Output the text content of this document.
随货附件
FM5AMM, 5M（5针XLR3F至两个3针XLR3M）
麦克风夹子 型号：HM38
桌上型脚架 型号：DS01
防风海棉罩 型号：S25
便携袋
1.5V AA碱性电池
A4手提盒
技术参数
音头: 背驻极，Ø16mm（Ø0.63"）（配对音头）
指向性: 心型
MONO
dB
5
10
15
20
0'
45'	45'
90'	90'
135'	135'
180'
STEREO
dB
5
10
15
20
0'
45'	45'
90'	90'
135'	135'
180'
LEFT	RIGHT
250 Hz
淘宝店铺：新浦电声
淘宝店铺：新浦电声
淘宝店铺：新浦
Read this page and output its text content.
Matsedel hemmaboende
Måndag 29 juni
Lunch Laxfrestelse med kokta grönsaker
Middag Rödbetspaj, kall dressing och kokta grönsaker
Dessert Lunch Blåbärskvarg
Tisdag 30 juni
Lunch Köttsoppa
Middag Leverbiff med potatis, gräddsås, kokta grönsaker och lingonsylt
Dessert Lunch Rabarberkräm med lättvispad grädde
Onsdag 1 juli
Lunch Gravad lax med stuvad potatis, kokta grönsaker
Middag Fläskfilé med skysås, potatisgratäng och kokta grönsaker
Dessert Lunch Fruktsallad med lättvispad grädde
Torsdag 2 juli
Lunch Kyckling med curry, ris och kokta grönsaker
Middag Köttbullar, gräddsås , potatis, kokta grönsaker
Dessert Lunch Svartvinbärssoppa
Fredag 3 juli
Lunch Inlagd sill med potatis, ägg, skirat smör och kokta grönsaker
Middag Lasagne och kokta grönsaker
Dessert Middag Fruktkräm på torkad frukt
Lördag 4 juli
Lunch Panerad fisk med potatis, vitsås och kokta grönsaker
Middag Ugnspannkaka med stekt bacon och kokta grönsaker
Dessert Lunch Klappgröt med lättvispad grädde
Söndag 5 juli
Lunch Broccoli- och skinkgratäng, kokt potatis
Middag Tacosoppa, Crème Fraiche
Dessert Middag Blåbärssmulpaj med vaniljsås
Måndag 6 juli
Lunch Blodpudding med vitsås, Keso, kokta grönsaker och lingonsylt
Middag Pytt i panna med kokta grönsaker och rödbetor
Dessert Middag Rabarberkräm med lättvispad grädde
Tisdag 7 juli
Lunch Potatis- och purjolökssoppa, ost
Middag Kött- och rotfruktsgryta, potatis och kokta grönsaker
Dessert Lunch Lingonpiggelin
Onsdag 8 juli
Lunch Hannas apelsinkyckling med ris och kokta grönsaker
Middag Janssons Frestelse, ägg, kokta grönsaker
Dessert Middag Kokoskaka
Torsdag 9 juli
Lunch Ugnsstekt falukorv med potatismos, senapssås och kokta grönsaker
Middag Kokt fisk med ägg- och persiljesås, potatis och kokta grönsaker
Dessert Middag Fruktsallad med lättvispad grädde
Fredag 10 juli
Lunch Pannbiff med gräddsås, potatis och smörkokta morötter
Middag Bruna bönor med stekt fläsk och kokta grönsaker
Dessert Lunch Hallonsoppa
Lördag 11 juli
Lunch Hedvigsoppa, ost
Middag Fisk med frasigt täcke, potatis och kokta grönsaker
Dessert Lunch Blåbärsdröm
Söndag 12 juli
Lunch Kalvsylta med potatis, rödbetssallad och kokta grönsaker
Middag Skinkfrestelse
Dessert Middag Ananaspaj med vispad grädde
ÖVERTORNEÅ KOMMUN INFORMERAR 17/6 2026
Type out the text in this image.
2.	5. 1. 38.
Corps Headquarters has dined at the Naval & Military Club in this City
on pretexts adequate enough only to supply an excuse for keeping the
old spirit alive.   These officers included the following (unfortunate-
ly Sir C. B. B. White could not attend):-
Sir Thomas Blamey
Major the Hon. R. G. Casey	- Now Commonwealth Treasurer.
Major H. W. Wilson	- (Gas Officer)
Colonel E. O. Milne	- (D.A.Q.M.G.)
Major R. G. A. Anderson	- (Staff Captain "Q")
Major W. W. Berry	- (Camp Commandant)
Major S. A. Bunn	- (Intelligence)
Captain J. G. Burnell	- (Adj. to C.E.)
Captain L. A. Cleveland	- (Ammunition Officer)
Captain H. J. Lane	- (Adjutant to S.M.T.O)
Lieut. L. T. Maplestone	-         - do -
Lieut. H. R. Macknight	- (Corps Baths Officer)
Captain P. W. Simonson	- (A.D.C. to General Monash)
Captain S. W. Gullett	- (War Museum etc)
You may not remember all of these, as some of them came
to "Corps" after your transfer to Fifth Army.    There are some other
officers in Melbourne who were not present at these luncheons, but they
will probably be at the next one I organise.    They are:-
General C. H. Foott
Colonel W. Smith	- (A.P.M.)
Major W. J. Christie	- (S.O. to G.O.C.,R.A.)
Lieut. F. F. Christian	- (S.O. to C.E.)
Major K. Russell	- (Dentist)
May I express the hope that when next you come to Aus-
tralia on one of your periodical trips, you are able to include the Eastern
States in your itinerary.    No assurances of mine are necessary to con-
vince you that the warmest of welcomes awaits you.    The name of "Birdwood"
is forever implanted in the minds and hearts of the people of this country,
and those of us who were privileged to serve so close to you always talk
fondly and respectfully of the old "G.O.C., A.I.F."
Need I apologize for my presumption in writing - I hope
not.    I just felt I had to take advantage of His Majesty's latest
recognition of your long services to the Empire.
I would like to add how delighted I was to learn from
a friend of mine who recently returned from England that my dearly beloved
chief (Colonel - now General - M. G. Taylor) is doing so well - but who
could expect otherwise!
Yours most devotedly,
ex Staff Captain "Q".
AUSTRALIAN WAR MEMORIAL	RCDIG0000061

:: WHAT TO PRODUCE ::
Collect each line holding the string "this".

:: EXERCISE RESPONSE ::
Output the text content of this document.
Read this page and output its text content.
Type out the text in this image.
Corps Headquarters has dined at the Naval & Military Club in this City
is forever implanted in the minds and hearts of the people of this country,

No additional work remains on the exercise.